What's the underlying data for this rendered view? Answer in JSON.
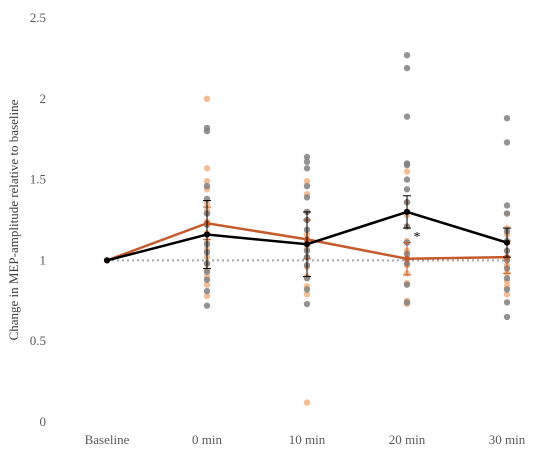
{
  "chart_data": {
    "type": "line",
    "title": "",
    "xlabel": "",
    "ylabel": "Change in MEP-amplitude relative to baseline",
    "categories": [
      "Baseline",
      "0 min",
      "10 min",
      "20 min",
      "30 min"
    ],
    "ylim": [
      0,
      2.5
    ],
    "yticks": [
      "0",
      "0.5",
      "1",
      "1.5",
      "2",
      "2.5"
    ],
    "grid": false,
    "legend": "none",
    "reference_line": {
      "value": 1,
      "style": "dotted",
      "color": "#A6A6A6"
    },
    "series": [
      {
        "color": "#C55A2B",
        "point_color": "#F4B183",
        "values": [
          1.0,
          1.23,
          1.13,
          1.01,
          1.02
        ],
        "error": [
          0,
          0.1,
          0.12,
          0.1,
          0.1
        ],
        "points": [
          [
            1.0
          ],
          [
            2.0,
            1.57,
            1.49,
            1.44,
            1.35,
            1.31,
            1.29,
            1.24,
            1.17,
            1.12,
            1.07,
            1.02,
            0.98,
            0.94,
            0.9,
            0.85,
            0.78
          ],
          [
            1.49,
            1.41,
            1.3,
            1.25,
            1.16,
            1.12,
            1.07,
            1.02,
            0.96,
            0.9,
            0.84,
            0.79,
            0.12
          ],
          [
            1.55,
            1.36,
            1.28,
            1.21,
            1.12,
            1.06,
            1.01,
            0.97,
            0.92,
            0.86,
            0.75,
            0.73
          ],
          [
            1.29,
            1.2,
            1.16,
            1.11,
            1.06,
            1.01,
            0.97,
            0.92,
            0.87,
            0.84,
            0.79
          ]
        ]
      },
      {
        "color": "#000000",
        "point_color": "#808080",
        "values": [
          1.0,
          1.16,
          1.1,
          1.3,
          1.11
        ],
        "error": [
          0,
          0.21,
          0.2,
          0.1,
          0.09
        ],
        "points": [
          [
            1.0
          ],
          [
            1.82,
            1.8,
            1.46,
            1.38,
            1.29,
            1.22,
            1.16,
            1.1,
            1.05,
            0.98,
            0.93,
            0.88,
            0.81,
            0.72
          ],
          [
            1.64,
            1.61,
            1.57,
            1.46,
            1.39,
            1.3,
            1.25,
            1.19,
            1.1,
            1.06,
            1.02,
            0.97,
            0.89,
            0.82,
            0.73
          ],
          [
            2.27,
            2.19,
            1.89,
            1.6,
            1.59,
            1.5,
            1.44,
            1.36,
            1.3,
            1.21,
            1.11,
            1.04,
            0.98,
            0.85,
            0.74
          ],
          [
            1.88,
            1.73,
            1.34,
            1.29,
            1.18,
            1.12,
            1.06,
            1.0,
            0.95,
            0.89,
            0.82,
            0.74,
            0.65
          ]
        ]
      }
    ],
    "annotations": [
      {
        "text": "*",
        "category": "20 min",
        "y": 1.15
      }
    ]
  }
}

★ ★ ★

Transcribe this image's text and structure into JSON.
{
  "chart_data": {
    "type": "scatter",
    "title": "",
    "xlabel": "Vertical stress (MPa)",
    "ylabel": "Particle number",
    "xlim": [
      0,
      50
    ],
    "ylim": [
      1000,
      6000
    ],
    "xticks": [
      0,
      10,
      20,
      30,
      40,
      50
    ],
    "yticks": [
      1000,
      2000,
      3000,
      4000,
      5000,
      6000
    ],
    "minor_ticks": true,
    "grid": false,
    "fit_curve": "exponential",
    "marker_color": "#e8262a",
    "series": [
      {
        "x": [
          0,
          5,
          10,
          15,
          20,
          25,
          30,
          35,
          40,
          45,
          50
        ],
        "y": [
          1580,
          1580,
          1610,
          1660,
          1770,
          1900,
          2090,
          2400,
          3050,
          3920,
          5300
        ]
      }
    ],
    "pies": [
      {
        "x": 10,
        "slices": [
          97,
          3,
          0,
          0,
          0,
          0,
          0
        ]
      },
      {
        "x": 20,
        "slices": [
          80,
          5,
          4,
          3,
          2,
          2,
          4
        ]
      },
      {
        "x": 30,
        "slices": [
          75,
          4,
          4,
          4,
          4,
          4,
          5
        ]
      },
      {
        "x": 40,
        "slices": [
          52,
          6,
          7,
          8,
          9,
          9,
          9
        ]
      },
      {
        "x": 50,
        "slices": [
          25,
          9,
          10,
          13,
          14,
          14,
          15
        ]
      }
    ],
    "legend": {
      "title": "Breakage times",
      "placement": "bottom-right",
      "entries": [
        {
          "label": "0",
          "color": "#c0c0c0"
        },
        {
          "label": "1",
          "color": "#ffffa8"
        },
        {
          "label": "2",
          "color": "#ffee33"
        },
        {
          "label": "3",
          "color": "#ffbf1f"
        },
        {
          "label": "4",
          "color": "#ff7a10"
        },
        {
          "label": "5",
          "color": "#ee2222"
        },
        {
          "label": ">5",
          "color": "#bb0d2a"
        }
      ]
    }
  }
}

★ ★ ★

* _TASK INSTRUCTIONS_
State how many lines above contain the string "JSON", with no other words.

* _THE OUTPUT_
2